■ What you should do ■
Set down the material below word for word, excluding the pictures.

■ Data provided ■
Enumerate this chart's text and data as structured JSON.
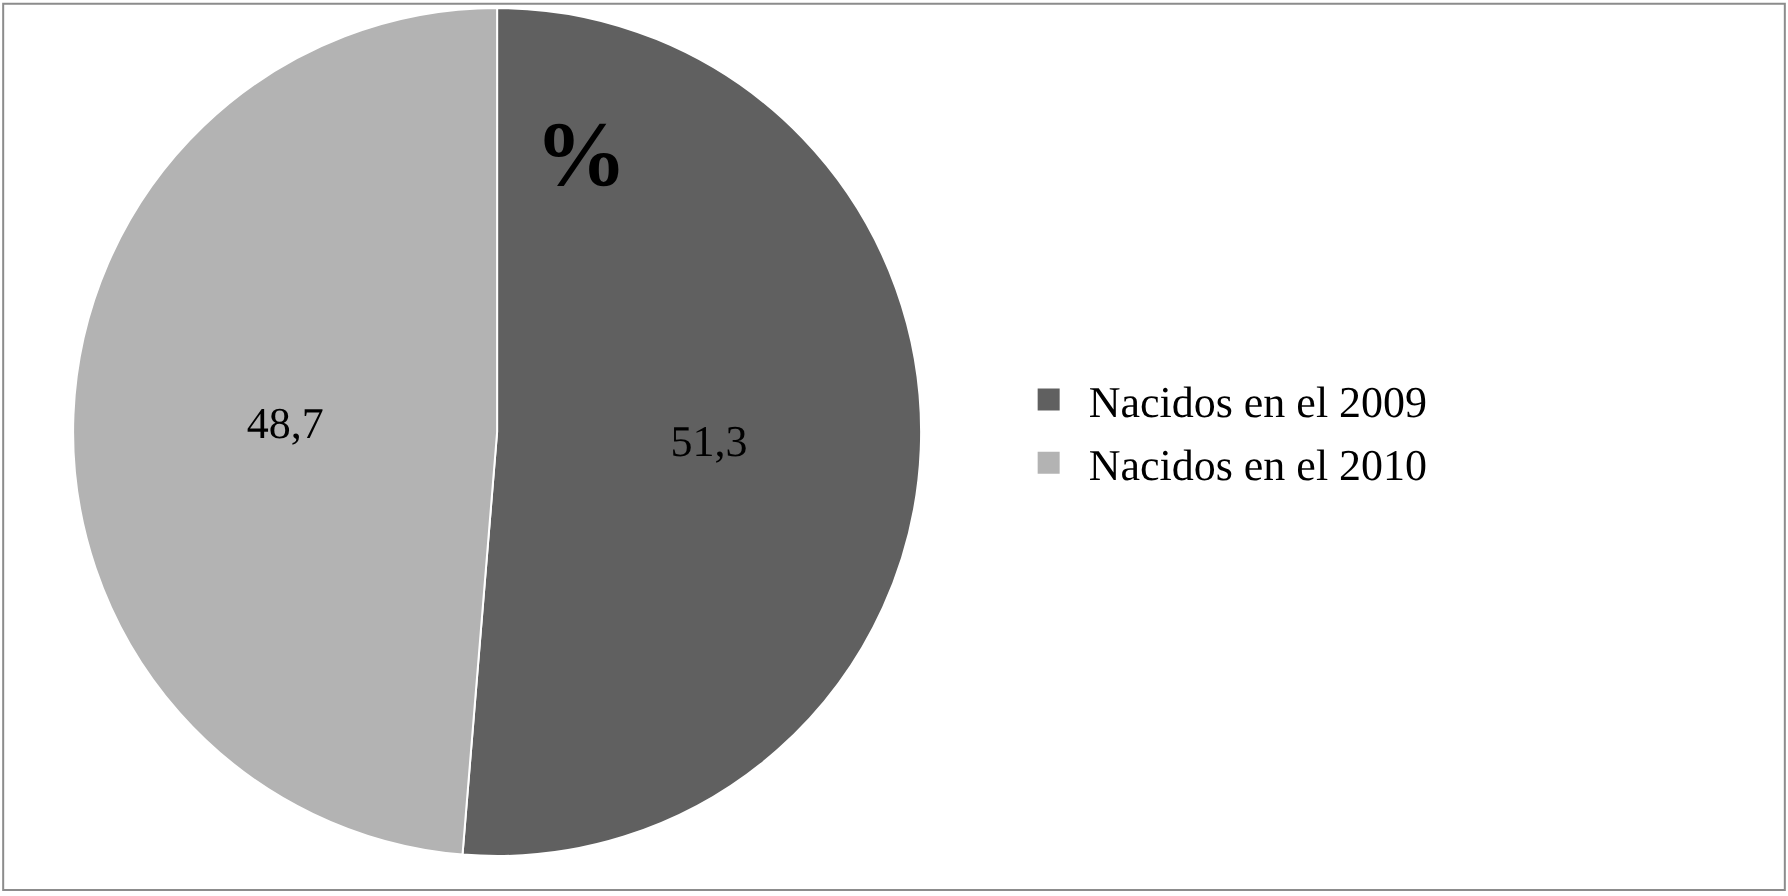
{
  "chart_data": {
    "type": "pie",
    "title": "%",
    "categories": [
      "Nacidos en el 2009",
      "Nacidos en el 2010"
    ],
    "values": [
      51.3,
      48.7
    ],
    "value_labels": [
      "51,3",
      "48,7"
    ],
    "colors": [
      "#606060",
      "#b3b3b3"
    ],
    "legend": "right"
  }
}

■ Reply to the exercise ■
Enumerate this chart's text and data as structured JSON.
{
  "chart_data": {
    "type": "pie",
    "title": "%",
    "categories": [
      "Nacidos en el 2009",
      "Nacidos en el 2010"
    ],
    "values": [
      51.3,
      48.7
    ],
    "value_labels": [
      "51,3",
      "48,7"
    ],
    "colors": [
      "#606060",
      "#b3b3b3"
    ],
    "legend": "right"
  }
}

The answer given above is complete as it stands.